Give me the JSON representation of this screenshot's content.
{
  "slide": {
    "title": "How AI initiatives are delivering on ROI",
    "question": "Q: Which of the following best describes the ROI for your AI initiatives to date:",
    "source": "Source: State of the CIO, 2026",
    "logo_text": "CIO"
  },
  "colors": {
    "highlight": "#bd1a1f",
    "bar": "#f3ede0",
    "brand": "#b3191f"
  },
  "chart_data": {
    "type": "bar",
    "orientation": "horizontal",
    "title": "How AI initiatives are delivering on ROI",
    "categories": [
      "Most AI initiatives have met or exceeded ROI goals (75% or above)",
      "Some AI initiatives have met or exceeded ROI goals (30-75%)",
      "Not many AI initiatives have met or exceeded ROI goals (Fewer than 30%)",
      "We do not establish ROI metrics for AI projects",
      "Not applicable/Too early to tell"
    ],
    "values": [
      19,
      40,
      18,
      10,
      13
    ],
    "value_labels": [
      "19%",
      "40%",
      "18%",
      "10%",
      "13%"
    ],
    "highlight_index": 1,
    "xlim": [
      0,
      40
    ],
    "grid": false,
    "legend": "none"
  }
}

--------

Written request:
Word for word, quote all of the data above.

Finished task:
Give me the JSON representation of this screenshot's content.
{
  "slide": {
    "title": "How AI initiatives are delivering on ROI",
    "question": "Q: Which of the following best describes the ROI for your AI initiatives to date:",
    "source": "Source: State of the CIO, 2026",
    "logo_text": "CIO"
  },
  "colors": {
    "highlight": "#bd1a1f",
    "bar": "#f3ede0",
    "brand": "#b3191f"
  },
  "chart_data": {
    "type": "bar",
    "orientation": "horizontal",
    "title": "How AI initiatives are delivering on ROI",
    "categories": [
      "Most AI initiatives have met or exceeded ROI goals (75% or above)",
      "Some AI initiatives have met or exceeded ROI goals (30-75%)",
      "Not many AI initiatives have met or exceeded ROI goals (Fewer than 30%)",
      "We do not establish ROI metrics for AI projects",
      "Not applicable/Too early to tell"
    ],
    "values": [
      19,
      40,
      18,
      10,
      13
    ],
    "value_labels": [
      "19%",
      "40%",
      "18%",
      "10%",
      "13%"
    ],
    "highlight_index": 1,
    "xlim": [
      0,
      40
    ],
    "grid": false,
    "legend": "none"
  }
}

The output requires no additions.